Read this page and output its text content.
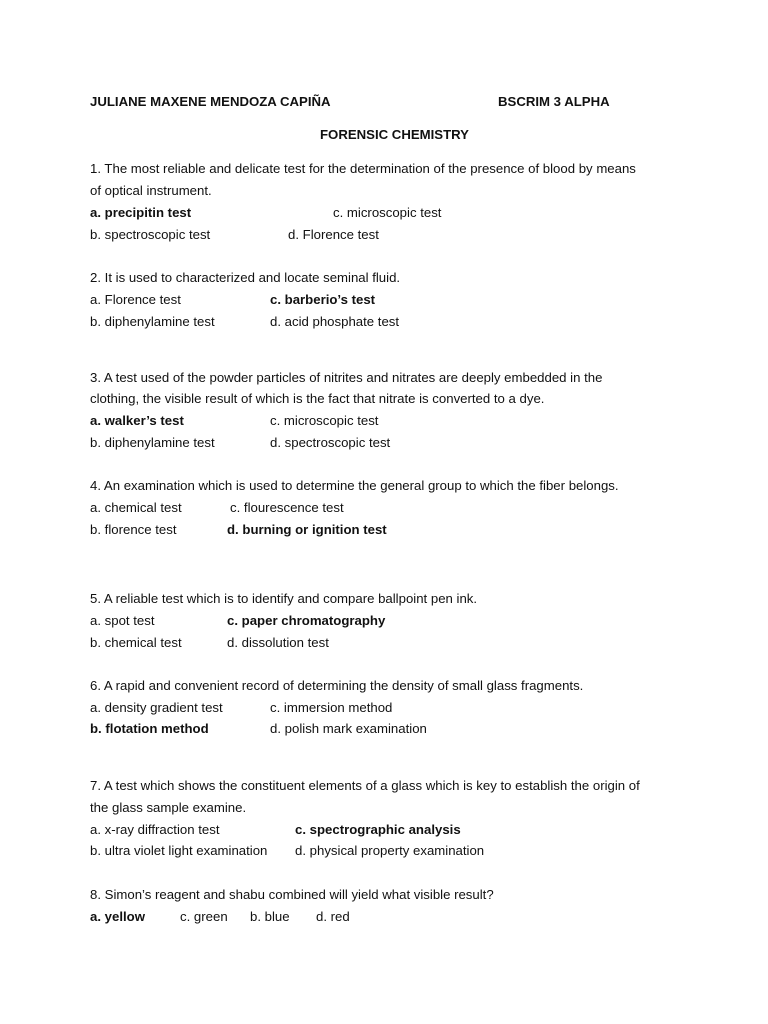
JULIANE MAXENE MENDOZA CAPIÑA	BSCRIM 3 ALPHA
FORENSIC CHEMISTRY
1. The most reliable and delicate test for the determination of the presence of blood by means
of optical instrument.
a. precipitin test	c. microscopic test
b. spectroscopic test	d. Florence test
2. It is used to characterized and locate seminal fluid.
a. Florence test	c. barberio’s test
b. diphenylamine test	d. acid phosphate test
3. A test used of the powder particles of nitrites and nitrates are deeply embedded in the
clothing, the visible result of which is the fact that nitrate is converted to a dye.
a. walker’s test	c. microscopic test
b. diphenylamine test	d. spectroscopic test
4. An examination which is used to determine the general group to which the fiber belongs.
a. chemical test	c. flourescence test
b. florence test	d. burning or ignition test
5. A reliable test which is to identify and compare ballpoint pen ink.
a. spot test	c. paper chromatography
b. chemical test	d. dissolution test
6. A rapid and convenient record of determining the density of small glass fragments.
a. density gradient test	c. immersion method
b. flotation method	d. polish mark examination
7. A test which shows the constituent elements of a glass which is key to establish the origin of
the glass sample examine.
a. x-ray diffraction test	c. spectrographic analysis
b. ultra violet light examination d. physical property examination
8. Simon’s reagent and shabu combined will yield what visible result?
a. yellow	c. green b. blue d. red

━━━━

→ The exercise
Copy out each line exactly, without the pictures.

→ Answer to this problem
Read this page and output its text content.
JULIANE MAXENE MENDOZA CAPIÑA	BSCRIM 3 ALPHA
FORENSIC CHEMISTRY
1. The most reliable and delicate test for the determination of the presence of blood by means
of optical instrument.
a. precipitin test	c. microscopic test
b. spectroscopic test	d. Florence test
2. It is used to characterized and locate seminal fluid.
a. Florence test	c. barberio’s test
b. diphenylamine test	d. acid phosphate test
3. A test used of the powder particles of nitrites and nitrates are deeply embedded in the
clothing, the visible result of which is the fact that nitrate is converted to a dye.
a. walker’s test	c. microscopic test
b. diphenylamine test	d. spectroscopic test
4. An examination which is used to determine the general group to which the fiber belongs.
a. chemical test	c. flourescence test
b. florence test	d. burning or ignition test
5. A reliable test which is to identify and compare ballpoint pen ink.
a. spot test	c. paper chromatography
b. chemical test	d. dissolution test
6. A rapid and convenient record of determining the density of small glass fragments.
a. density gradient test	c. immersion method
b. flotation method	d. polish mark examination
7. A test which shows the constituent elements of a glass which is key to establish the origin of
the glass sample examine.
a. x-ray diffraction test	c. spectrographic analysis
b. ultra violet light examination d. physical property examination
8. Simon’s reagent and shabu combined will yield what visible result?
a. yellow	c. green b. blue d. red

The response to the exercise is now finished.